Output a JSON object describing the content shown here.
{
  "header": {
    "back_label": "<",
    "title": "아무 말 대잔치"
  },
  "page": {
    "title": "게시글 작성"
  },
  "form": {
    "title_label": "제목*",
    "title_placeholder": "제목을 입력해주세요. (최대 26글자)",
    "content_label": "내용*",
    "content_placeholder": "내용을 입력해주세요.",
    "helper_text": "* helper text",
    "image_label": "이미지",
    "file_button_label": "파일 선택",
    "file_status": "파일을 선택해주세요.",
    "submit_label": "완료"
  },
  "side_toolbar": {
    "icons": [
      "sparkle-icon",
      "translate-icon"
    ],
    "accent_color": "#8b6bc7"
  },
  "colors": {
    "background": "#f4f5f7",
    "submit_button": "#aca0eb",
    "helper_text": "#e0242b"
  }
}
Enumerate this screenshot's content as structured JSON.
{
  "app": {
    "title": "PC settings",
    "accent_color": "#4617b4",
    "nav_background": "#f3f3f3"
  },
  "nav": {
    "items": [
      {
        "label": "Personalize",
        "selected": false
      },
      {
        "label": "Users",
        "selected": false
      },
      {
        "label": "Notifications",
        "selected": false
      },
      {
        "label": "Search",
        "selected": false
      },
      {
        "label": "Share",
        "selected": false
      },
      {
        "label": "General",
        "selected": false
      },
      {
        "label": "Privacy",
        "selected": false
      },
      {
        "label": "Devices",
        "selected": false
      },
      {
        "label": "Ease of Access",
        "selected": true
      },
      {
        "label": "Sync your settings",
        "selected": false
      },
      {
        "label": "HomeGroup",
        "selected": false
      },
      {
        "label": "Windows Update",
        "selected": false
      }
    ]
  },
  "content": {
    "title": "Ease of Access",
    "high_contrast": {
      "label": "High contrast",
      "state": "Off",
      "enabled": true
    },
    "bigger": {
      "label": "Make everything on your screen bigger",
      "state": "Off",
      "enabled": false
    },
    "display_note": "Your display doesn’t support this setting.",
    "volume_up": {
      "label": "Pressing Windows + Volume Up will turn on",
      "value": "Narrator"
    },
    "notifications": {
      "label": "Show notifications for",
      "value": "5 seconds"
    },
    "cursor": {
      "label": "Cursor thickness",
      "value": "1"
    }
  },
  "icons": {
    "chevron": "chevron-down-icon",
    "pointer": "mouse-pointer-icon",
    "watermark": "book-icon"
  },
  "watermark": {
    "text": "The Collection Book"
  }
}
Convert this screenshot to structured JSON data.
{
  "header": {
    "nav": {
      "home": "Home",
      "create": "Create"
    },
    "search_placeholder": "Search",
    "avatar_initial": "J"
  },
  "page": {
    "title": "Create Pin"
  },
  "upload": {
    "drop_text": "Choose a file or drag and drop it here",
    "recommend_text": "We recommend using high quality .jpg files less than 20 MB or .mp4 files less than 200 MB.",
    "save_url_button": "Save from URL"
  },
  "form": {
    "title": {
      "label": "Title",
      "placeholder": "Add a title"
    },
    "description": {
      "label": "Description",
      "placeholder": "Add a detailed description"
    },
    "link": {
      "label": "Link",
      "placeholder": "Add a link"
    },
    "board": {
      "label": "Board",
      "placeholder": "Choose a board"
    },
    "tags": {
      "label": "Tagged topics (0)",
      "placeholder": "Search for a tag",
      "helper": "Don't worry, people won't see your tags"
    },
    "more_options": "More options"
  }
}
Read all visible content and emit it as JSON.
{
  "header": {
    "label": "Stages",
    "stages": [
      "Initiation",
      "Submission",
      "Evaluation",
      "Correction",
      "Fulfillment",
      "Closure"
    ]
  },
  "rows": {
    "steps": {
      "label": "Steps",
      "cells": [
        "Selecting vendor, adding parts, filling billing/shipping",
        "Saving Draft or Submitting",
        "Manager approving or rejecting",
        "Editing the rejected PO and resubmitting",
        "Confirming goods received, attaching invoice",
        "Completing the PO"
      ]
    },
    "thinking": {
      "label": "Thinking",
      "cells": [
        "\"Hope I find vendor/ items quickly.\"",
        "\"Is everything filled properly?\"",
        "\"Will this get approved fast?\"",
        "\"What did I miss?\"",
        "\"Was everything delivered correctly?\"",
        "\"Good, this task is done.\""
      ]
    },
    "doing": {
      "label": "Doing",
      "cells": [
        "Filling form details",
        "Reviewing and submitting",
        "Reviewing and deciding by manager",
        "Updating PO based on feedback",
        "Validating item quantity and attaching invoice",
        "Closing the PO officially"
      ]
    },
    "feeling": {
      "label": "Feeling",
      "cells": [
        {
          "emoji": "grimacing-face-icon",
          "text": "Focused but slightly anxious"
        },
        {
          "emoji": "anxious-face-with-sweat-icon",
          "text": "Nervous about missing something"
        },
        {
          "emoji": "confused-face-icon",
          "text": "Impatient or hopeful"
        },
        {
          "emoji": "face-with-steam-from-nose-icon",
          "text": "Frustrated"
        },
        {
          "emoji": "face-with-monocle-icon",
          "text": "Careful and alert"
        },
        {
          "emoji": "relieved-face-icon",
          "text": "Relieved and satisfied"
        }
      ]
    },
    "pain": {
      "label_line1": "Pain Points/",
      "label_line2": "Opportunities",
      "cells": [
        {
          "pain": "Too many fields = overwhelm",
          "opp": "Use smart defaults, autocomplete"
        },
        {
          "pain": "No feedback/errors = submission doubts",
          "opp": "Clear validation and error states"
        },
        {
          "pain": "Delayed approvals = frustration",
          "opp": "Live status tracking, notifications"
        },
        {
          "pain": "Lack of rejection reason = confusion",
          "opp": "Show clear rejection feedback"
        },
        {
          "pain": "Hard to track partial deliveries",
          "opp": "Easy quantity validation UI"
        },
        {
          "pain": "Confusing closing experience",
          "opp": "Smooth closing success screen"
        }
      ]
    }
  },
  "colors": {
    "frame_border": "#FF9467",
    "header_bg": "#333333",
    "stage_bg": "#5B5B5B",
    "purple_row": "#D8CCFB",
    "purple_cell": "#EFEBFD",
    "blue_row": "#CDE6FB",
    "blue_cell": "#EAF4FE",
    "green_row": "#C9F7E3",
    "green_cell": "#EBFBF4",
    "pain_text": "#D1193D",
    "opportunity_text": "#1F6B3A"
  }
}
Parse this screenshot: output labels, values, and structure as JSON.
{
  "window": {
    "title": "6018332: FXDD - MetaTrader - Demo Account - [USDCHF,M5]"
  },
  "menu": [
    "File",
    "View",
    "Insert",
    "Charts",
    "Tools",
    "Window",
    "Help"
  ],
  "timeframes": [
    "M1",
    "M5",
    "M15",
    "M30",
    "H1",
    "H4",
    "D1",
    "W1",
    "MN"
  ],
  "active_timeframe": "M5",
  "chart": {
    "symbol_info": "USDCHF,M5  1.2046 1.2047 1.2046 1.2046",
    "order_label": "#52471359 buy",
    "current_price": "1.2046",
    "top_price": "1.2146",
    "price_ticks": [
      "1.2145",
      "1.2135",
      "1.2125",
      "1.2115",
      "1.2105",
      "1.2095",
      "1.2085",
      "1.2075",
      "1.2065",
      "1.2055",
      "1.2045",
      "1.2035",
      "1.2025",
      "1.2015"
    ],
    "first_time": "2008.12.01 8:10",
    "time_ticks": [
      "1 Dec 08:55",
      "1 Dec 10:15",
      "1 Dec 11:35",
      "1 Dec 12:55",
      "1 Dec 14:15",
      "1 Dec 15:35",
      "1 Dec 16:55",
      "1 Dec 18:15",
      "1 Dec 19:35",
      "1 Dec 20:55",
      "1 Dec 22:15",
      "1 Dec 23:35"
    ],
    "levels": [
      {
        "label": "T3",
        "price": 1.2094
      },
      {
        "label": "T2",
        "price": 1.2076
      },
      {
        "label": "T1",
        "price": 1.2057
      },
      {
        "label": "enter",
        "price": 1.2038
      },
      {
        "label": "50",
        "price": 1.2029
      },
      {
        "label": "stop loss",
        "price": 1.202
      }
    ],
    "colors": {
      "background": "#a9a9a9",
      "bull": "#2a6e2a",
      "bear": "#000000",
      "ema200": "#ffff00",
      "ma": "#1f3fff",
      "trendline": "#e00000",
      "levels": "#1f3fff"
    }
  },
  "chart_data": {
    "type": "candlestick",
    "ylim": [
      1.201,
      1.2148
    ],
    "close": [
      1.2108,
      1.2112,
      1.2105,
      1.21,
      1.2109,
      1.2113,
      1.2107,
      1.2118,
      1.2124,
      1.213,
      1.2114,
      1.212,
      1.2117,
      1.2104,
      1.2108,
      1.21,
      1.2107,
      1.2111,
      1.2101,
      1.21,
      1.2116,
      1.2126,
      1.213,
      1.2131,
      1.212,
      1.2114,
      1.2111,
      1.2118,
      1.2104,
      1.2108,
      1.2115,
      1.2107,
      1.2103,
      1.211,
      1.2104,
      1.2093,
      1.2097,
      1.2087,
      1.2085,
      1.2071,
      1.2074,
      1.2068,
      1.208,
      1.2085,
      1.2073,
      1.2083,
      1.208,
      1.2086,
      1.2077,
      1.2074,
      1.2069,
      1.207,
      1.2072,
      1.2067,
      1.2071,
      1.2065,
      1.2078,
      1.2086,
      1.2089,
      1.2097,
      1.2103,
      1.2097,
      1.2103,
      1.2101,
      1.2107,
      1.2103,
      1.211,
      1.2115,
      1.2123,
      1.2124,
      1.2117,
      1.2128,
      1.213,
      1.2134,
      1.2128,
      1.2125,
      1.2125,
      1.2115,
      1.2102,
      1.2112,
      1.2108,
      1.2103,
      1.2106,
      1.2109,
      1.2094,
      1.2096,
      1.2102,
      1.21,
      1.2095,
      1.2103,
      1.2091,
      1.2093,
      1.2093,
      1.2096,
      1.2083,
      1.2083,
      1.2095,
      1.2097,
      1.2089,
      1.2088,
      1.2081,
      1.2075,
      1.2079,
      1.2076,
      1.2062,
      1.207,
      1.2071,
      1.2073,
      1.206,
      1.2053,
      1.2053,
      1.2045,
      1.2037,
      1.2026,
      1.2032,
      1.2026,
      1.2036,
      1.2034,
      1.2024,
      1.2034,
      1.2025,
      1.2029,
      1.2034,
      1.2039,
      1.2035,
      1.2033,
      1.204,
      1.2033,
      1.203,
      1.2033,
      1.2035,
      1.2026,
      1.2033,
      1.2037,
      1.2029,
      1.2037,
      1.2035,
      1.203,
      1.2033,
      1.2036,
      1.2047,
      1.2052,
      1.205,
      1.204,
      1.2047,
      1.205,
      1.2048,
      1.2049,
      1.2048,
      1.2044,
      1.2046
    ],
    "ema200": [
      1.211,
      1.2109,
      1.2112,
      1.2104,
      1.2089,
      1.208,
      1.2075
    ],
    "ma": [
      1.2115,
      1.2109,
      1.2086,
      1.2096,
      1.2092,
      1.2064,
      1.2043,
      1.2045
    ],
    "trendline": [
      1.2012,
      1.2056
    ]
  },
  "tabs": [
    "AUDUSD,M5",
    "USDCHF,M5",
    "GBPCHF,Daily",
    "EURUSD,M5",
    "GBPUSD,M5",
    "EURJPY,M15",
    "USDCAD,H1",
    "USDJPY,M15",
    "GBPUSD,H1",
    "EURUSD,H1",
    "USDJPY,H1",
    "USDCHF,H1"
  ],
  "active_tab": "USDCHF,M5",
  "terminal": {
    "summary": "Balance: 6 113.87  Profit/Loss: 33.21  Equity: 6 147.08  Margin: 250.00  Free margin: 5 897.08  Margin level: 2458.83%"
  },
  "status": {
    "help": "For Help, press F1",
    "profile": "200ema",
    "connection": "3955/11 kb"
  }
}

WHAT TO PRODUCE »
Tell how many lines hold the string "rejection", giving the number and nothing else.

WRITTEN ANSWER »
2